#### [INFORMATION GIVEN]
^^^^

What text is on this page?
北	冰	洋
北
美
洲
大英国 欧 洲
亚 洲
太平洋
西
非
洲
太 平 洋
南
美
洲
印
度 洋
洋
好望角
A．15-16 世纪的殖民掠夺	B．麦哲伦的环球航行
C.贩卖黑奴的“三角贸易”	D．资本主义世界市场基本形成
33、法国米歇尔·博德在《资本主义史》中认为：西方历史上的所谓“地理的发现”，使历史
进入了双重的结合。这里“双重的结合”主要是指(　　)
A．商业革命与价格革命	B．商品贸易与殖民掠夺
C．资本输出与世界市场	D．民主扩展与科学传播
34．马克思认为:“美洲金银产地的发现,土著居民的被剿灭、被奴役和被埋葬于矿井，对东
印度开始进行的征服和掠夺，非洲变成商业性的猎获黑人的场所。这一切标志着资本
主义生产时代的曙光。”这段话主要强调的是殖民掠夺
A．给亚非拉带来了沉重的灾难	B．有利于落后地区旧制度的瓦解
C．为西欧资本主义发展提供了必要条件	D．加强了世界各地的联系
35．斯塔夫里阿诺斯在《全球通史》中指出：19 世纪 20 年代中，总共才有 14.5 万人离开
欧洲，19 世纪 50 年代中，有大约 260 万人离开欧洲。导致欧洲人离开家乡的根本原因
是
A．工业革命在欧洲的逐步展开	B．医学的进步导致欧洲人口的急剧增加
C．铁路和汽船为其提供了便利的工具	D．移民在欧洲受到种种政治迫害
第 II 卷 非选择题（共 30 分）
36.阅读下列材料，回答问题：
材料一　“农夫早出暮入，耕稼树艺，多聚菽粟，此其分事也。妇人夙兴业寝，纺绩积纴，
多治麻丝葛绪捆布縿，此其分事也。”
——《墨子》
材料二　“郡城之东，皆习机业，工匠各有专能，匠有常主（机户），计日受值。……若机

^^^^

#### [GOAL]
Each record must be returned exactly as it is written.

#### [FINISHED TASK]
What text is on this page?
北	冰	洋
北
美
洲
大英国 欧 洲
亚 洲
太平洋
西
非
洲
太 平 洋
南
美
洲
印
度 洋
洋
好望角
A．15-16 世纪的殖民掠夺	B．麦哲伦的环球航行
C.贩卖黑奴的“三角贸易”	D．资本主义世界市场基本形成
33、法国米歇尔·博德在《资本主义史》中认为：西方历史上的所谓“地理的发现”，使历史
进入了双重的结合。这里“双重的结合”主要是指(　　)
A．商业革命与价格革命	B．商品贸易与殖民掠夺
C．资本输出与世界市场	D．民主扩展与科学传播
34．马克思认为:“美洲金银产地的发现,土著居民的被剿灭、被奴役和被埋葬于矿井，对东
印度开始进行的征服和掠夺，非洲变成商业性的猎获黑人的场所。这一切标志着资本
主义生产时代的曙光。”这段话主要强调的是殖民掠夺
A．给亚非拉带来了沉重的灾难	B．有利于落后地区旧制度的瓦解
C．为西欧资本主义发展提供了必要条件	D．加强了世界各地的联系
35．斯塔夫里阿诺斯在《全球通史》中指出：19 世纪 20 年代中，总共才有 14.5 万人离开
欧洲，19 世纪 50 年代中，有大约 260 万人离开欧洲。导致欧洲人离开家乡的根本原因
是
A．工业革命在欧洲的逐步展开	B．医学的进步导致欧洲人口的急剧增加
C．铁路和汽船为其提供了便利的工具	D．移民在欧洲受到种种政治迫害
第 II 卷 非选择题（共 30 分）
36.阅读下列材料，回答问题：
材料一　“农夫早出暮入，耕稼树艺，多聚菽粟，此其分事也。妇人夙兴业寝，纺绩积纴，
多治麻丝葛绪捆布縿，此其分事也。”
——《墨子》
材料二　“郡城之东，皆习机业，工匠各有专能，匠有常主（机户），计日受值。……若机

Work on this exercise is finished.